- **TO DO**: Below are some entries. Copy each line that holds the string "Speed".

[Data extracted from a collection]
* Begin *

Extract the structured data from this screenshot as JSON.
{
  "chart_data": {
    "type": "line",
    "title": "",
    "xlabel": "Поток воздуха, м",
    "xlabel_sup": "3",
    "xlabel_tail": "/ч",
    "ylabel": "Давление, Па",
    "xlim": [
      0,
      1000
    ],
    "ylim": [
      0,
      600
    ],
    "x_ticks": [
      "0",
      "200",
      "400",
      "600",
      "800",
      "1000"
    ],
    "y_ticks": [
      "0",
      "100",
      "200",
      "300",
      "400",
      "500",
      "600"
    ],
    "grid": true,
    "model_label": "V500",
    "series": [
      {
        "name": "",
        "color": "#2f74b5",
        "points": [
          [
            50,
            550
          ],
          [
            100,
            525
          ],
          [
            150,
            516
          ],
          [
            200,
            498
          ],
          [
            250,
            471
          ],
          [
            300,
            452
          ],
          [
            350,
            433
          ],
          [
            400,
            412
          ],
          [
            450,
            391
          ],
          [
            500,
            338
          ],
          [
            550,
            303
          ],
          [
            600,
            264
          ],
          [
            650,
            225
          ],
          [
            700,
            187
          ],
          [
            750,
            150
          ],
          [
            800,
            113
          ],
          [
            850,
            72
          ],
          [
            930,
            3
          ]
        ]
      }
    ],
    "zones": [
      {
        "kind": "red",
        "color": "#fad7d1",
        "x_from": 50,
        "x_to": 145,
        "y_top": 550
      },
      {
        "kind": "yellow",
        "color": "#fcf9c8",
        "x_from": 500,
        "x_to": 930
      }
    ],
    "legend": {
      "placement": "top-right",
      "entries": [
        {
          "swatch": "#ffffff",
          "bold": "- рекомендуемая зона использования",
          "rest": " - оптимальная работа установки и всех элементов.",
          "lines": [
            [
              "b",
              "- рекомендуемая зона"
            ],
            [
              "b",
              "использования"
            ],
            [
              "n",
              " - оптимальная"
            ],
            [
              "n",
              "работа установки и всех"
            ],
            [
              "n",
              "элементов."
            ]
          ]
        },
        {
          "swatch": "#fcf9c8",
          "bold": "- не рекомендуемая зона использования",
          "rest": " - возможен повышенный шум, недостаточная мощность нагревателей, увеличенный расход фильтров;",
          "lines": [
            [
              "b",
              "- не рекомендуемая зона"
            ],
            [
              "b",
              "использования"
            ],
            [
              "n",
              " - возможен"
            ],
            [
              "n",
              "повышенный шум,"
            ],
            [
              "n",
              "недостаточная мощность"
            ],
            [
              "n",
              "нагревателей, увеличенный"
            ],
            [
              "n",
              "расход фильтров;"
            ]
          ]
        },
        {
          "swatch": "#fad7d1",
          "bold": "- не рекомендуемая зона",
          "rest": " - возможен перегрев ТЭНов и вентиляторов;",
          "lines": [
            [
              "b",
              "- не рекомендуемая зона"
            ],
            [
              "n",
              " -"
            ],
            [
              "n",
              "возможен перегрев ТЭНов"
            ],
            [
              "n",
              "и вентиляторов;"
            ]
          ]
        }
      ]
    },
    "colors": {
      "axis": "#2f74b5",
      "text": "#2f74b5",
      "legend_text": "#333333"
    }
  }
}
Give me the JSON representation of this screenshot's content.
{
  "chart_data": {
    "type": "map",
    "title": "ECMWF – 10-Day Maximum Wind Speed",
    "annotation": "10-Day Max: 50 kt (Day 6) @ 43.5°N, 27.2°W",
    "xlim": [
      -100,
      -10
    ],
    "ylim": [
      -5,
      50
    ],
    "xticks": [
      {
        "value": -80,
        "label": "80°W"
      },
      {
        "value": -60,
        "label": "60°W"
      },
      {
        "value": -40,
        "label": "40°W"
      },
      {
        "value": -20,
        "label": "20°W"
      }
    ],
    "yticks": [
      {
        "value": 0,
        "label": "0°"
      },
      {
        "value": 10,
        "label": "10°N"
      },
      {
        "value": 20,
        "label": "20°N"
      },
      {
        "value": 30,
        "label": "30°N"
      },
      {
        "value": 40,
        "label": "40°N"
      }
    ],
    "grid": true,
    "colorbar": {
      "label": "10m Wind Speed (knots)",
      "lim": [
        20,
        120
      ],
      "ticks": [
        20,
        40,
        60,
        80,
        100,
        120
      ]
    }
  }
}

* End *

- **EXERCISE OUTPUT**:
    "title": "ECMWF – 10-Day Maximum Wind Speed",
      "label": "10m Wind Speed (knots)",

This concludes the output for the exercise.